#### Task prompt:
Repeat the listing exactly as given, omitting every image.

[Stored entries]
-- START --

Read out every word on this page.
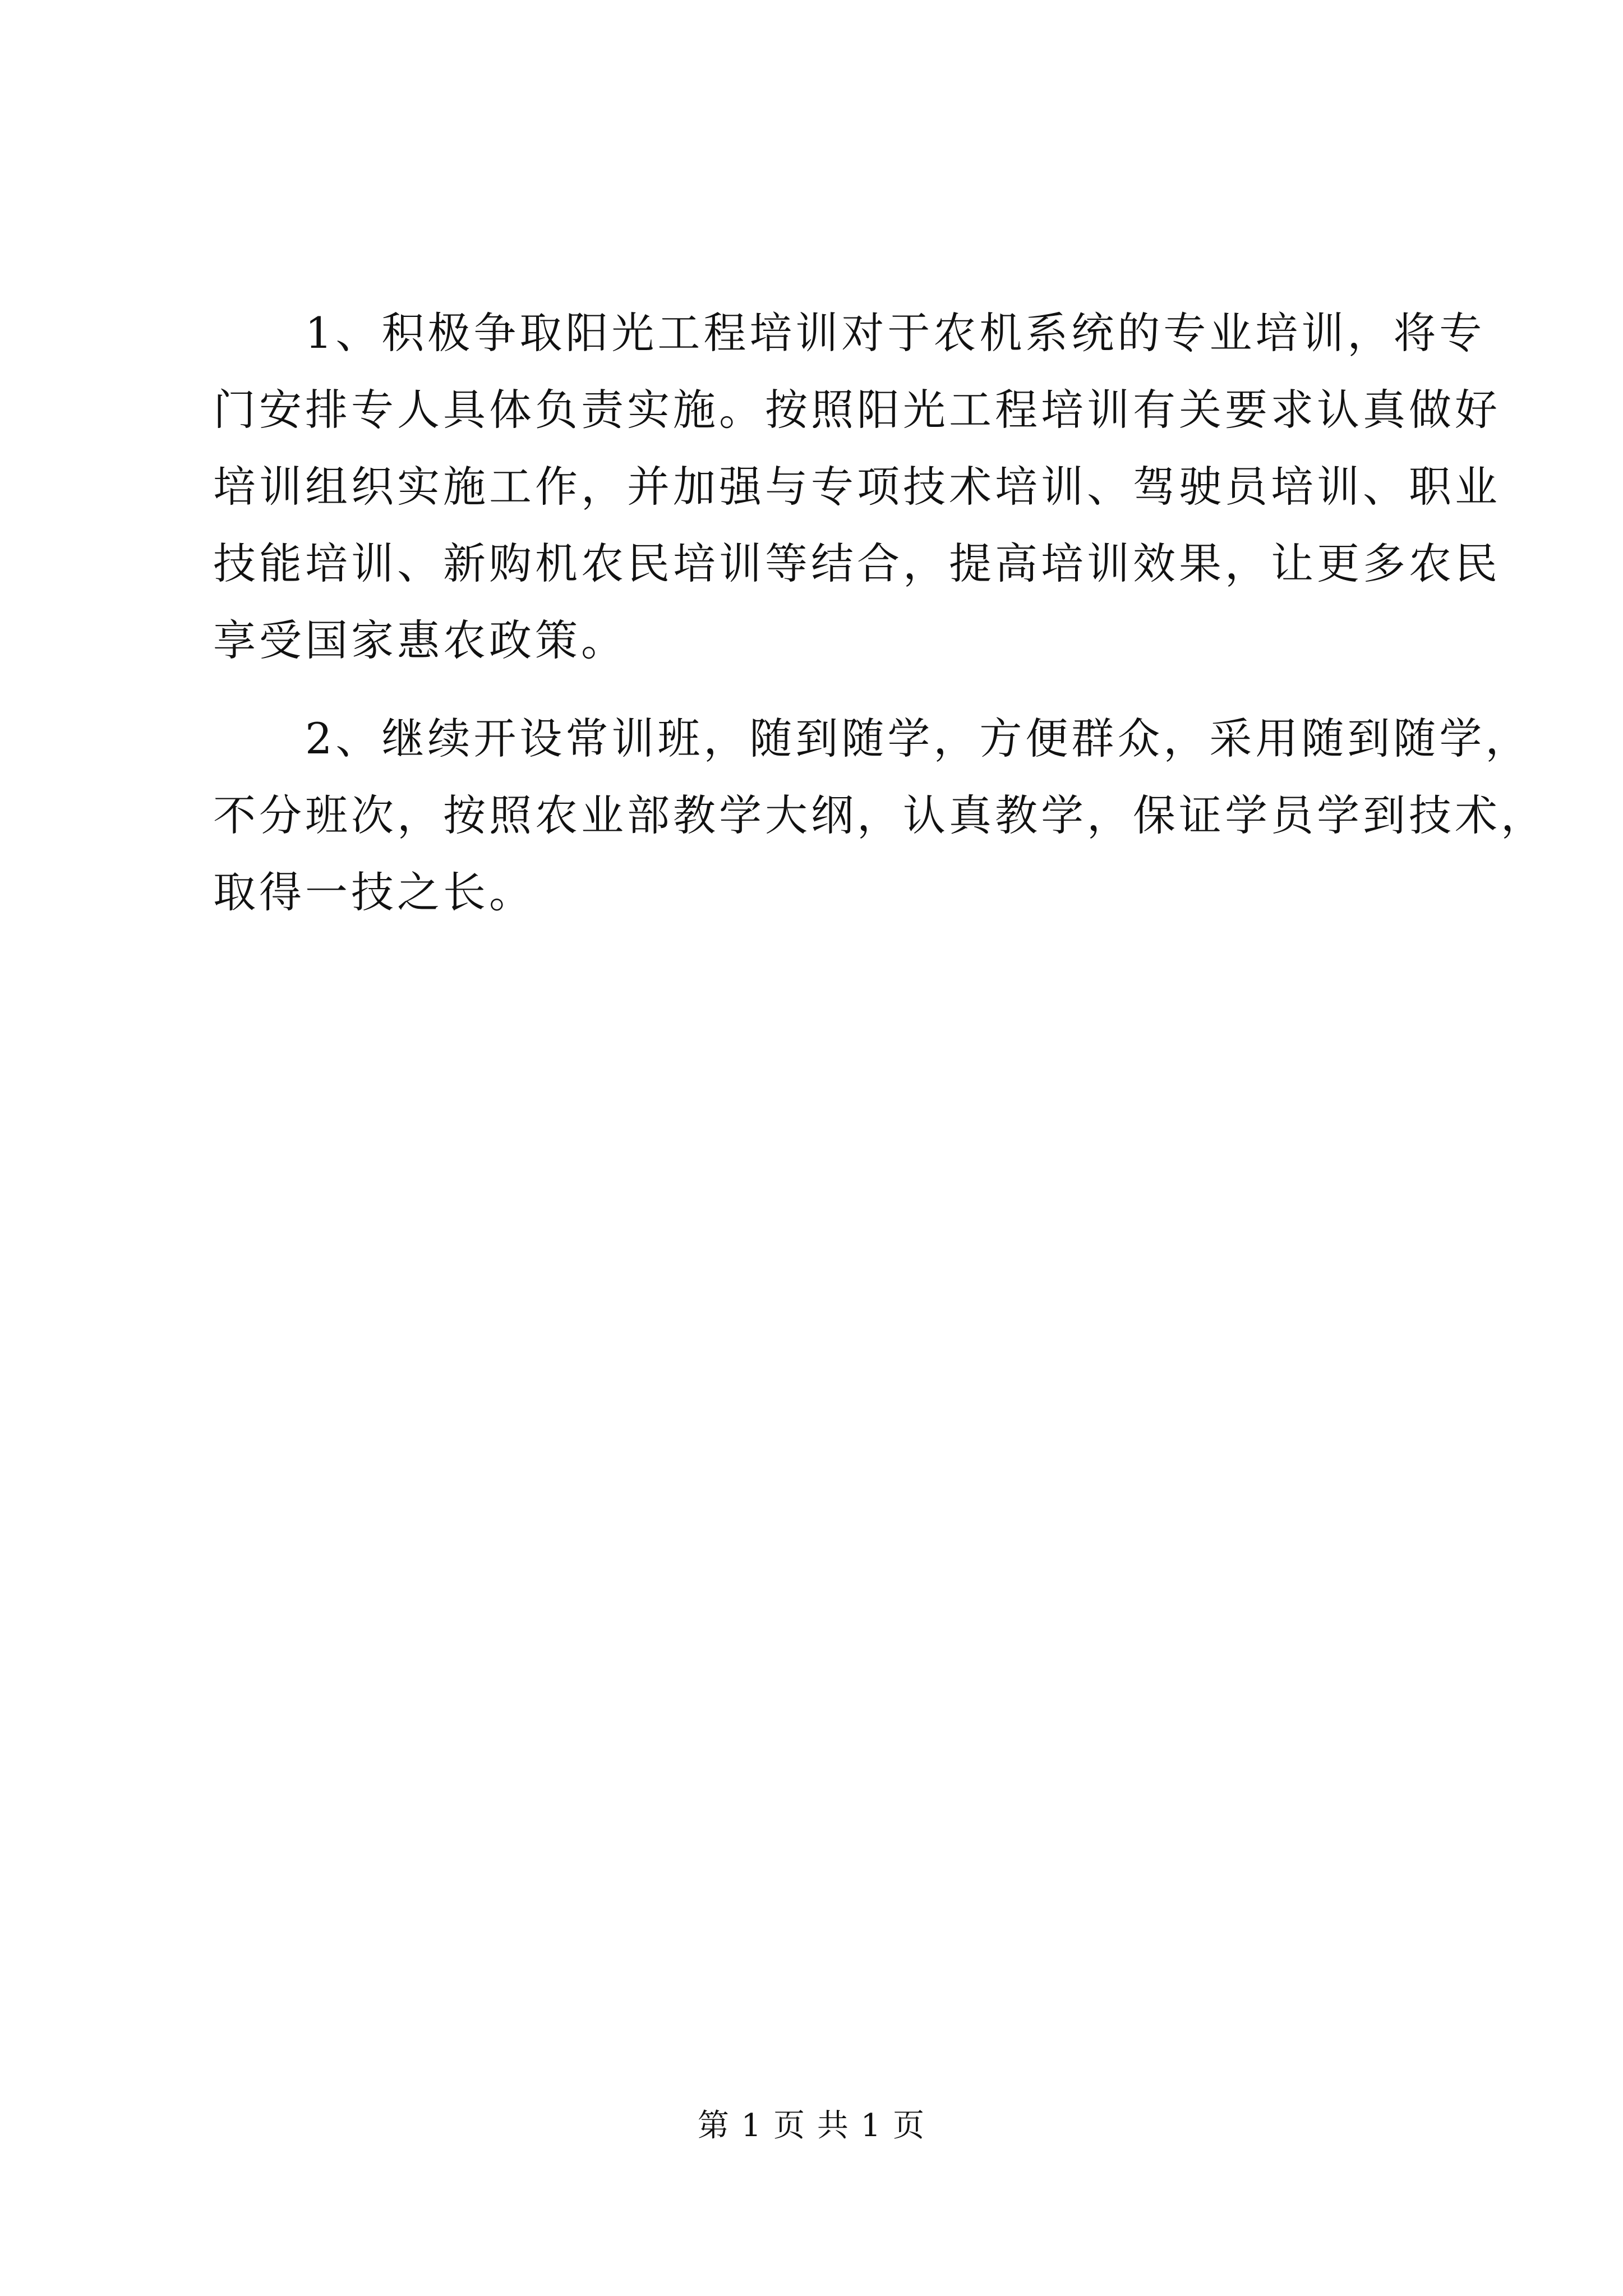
　　1、积极争取阳光工程培训对于农机系统的专业培训，将专
门安排专人具体负责实施。按照阳光工程培训有关要求认真做好
培训组织实施工作，并加强与专项技术培训、驾驶员培训、职业
技能培训、新购机农民培训等结合，提高培训效果，让更多农民
享受国家惠农政策。
　　2、继续开设常训班，随到随学，方便群众，采用随到随学，
不分班次，按照农业部教学大纲，认真教学，保证学员学到技术，
取得一技之长。
第 1 页 共 1 页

-- END --

#### Output of the task:
Read out every word on this page.
　　1、积极争取阳光工程培训对于农机系统的专业培训，将专
门安排专人具体负责实施。按照阳光工程培训有关要求认真做好
培训组织实施工作，并加强与专项技术培训、驾驶员培训、职业
技能培训、新购机农民培训等结合，提高培训效果，让更多农民
享受国家惠农政策。
　　2、继续开设常训班，随到随学，方便群众，采用随到随学，
不分班次，按照农业部教学大纲，认真教学，保证学员学到技术，
取得一技之长。
第 1 页 共 1 页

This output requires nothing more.